■ Data in this exercise ■
= = = = = = =

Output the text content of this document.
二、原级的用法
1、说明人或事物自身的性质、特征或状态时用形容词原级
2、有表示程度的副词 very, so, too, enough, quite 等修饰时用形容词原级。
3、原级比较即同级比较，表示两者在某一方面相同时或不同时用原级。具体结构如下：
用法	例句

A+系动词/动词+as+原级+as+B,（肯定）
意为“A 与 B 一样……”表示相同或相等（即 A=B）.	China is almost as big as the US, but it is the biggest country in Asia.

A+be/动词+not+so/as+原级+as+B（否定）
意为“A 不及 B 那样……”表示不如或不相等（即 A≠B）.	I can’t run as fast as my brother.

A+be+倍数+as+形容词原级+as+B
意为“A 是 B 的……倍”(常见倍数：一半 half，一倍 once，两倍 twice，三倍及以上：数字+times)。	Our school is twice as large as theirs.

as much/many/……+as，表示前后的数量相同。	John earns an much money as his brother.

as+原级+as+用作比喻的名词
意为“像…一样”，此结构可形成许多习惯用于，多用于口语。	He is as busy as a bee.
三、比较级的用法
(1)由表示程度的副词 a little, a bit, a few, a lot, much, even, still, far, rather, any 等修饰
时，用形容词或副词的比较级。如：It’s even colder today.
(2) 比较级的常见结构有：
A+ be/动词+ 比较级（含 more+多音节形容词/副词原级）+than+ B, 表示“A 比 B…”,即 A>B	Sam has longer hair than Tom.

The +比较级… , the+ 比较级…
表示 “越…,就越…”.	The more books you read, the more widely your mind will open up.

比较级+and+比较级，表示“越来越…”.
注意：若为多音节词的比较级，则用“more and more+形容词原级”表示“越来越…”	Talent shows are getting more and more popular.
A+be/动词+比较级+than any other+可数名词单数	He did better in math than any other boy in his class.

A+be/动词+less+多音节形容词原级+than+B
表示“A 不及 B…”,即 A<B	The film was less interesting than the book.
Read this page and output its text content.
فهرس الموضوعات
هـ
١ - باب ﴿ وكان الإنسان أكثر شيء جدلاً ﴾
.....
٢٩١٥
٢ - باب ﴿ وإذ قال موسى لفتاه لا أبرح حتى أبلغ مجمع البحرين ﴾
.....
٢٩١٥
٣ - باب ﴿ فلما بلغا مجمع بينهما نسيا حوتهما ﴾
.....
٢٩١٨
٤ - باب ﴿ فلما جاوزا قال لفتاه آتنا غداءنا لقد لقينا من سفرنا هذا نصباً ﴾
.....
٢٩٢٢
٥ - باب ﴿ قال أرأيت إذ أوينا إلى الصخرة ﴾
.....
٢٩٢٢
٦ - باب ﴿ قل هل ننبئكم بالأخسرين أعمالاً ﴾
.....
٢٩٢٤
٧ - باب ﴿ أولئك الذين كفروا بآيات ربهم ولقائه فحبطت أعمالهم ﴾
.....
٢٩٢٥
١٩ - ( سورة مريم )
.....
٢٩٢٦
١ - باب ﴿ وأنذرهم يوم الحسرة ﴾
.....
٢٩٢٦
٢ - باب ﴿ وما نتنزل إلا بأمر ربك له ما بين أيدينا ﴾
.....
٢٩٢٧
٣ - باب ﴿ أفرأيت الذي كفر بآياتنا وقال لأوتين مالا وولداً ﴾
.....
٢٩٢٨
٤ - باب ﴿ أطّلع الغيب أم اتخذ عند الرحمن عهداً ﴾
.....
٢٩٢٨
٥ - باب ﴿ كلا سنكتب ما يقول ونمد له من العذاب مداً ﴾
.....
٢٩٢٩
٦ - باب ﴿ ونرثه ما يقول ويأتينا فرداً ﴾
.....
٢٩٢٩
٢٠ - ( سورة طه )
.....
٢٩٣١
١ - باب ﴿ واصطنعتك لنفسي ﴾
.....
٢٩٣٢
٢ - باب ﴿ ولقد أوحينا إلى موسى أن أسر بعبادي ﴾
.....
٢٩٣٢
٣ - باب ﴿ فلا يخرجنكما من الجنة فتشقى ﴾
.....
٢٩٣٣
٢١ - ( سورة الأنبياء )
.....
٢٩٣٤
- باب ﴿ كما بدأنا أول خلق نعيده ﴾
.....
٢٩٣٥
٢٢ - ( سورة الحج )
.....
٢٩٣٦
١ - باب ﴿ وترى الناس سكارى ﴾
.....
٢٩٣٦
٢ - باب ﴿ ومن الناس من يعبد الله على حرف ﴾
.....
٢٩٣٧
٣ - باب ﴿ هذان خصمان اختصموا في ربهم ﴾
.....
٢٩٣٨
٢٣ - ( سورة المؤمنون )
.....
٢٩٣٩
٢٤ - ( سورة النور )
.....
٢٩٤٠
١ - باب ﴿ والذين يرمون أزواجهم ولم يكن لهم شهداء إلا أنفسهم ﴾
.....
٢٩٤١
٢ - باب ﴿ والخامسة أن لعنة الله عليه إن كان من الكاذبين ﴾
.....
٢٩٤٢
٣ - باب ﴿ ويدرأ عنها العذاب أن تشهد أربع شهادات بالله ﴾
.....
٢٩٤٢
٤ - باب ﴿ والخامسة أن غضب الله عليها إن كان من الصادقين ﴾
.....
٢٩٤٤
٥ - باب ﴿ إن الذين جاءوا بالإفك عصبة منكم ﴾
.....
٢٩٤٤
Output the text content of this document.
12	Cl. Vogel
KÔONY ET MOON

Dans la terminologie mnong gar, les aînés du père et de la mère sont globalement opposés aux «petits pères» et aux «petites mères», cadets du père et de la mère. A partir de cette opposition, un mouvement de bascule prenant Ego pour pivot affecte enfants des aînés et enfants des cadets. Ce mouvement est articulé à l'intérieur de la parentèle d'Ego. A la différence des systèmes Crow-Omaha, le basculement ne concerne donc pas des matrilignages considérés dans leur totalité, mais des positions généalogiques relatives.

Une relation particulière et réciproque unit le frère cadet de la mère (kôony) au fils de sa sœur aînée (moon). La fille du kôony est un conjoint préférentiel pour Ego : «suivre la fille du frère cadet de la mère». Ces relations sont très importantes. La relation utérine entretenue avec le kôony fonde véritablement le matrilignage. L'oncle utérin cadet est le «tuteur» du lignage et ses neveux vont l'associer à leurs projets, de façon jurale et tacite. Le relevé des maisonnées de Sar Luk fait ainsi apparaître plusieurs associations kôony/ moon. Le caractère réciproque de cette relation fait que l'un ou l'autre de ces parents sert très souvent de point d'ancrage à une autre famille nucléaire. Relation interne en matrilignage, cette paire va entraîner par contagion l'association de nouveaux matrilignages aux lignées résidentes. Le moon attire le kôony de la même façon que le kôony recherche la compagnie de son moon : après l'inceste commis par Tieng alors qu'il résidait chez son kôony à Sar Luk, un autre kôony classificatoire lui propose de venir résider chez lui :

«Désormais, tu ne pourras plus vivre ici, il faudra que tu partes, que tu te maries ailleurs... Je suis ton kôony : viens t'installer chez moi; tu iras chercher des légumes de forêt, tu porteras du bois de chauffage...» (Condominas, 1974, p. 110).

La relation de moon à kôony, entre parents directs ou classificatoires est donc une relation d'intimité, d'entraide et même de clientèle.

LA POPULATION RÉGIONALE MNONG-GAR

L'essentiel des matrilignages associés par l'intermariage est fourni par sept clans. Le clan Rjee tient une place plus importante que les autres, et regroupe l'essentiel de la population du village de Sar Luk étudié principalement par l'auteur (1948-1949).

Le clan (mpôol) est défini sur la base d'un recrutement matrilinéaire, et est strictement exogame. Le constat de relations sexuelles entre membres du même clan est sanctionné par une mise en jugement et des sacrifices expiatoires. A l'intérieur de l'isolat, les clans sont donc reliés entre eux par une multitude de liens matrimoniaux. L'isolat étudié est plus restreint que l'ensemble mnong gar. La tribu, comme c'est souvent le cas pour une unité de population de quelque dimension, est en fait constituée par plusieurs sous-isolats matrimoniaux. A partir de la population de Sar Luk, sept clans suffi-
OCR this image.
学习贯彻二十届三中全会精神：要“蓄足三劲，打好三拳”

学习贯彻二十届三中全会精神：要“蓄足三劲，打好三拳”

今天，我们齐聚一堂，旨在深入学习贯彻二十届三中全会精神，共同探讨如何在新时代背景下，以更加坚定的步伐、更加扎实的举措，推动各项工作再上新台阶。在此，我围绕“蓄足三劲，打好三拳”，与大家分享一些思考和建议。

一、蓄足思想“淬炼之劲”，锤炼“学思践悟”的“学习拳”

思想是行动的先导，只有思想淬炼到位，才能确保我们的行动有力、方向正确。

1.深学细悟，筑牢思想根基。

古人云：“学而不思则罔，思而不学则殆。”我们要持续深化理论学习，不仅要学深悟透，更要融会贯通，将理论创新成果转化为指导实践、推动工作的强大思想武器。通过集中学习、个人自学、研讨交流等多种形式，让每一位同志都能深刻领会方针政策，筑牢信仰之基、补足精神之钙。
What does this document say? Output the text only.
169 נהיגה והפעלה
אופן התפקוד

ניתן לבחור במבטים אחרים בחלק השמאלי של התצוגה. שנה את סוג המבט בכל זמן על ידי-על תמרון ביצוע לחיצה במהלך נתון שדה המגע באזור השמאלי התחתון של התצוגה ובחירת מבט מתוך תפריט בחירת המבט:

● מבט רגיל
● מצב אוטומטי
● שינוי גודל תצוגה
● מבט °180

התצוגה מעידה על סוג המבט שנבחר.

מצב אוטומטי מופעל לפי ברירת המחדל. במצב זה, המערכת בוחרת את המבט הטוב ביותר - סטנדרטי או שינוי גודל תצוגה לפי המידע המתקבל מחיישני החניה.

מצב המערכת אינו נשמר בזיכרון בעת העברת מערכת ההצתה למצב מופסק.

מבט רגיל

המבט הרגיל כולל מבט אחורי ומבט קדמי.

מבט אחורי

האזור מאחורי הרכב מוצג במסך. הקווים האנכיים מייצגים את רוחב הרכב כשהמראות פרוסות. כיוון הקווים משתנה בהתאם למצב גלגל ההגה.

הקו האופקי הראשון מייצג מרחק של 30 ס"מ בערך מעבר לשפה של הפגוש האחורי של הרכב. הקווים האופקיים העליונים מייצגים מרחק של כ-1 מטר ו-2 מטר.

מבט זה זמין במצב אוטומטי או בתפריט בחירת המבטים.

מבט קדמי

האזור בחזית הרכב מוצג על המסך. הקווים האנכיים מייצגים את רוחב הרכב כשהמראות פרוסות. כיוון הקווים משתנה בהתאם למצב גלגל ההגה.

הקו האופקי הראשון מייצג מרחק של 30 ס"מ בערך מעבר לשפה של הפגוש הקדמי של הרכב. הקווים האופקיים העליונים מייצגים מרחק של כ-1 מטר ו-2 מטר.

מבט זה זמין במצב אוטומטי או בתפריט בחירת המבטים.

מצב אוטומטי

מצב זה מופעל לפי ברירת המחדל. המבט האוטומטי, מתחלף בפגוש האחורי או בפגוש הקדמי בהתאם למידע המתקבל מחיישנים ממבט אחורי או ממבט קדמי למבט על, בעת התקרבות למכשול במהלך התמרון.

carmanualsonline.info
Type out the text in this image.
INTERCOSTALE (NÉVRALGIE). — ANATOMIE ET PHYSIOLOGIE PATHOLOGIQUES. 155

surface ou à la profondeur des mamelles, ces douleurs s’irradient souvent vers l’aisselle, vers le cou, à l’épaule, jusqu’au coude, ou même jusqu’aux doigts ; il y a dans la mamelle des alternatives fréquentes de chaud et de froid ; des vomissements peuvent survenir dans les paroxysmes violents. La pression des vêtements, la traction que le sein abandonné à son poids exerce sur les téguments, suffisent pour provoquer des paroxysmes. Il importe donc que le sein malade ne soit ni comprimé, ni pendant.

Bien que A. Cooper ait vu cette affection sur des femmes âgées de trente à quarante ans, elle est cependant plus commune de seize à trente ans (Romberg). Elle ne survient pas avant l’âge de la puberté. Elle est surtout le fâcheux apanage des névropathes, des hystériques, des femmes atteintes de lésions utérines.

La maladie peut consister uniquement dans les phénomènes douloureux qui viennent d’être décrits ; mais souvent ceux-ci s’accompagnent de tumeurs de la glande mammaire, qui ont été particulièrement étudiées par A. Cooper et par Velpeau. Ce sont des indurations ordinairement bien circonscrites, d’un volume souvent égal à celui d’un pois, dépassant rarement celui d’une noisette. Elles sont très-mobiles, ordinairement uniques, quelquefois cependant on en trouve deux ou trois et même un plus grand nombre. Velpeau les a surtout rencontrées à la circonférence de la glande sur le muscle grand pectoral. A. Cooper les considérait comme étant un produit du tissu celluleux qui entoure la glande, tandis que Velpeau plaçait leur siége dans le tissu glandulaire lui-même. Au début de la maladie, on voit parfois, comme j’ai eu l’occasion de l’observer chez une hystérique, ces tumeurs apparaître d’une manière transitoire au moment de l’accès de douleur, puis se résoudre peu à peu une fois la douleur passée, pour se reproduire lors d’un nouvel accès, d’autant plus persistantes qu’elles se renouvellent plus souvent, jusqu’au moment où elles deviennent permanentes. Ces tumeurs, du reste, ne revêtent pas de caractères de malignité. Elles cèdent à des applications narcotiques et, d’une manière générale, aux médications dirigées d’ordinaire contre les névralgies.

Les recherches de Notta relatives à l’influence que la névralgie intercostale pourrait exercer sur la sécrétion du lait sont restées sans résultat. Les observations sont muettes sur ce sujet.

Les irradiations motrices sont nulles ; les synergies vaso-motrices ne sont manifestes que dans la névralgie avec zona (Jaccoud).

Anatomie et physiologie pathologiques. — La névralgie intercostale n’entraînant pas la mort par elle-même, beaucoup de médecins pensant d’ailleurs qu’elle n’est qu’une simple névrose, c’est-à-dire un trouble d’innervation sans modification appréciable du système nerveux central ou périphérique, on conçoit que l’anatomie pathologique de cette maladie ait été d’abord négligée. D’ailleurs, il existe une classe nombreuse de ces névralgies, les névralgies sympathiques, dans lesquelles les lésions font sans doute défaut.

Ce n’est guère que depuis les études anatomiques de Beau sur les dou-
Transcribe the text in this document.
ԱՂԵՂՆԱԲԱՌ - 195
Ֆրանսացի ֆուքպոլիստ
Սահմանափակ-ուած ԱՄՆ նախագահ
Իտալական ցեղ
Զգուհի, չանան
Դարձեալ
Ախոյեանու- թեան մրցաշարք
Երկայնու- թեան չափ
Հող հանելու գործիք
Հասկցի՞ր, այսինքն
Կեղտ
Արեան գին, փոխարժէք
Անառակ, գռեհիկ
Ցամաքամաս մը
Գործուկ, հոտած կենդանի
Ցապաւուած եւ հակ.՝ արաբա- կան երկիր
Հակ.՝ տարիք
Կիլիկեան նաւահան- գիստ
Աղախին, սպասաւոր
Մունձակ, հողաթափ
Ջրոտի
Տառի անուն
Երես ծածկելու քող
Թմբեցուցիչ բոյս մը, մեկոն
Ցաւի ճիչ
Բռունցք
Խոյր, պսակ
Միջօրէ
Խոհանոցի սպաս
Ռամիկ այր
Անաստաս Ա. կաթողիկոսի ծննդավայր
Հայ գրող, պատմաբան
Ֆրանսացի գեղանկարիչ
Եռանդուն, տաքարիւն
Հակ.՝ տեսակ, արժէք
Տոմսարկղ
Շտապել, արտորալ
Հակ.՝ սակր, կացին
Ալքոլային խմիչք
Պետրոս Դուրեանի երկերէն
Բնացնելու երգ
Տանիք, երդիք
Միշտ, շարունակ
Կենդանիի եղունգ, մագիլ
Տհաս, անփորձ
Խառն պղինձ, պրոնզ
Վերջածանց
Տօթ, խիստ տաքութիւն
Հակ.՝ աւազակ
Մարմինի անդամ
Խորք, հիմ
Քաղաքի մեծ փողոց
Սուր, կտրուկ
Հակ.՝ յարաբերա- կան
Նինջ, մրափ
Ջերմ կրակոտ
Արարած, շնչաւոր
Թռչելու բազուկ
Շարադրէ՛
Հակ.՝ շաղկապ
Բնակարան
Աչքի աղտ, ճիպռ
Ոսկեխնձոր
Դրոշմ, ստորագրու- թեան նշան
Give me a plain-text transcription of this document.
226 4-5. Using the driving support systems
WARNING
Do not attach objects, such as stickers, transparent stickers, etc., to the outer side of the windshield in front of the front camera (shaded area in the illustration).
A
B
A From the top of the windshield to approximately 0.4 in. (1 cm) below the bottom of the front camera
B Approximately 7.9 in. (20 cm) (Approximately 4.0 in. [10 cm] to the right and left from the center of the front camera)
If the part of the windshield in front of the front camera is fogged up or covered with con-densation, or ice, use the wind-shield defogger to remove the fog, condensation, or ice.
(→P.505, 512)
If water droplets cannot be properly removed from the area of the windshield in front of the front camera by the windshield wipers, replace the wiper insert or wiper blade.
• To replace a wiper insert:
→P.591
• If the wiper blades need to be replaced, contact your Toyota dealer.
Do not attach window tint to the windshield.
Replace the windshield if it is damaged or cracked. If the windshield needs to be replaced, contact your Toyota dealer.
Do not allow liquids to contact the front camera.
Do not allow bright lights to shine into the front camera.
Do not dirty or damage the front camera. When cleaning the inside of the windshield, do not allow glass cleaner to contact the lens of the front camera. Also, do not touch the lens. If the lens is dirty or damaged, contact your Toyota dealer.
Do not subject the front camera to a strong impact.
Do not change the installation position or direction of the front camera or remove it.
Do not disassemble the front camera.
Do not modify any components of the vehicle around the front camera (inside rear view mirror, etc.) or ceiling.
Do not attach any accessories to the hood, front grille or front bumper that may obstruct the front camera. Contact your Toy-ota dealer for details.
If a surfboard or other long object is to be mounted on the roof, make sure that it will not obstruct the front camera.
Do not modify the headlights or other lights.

= = = = = = =

■ Task details ■
Review the material and copy each line in which the word "מעבר" appears.

■ Exercise output ■
הקו האופקי הראשון מייצג מרחק של 30 ס"מ בערך מעבר לשפה של הפגוש האחורי של הרכב. הקווים האופקיים העליונים מייצגים מרחק של כ-1 מטר ו-2 מטר.
הקו האופקי הראשון מייצג מרחק של 30 ס"מ בערך מעבר לשפה של הפגוש הקדמי של הרכב. הקווים האופקיים העליונים מייצגים מרחק של כ-1 מטר ו-2 מטר.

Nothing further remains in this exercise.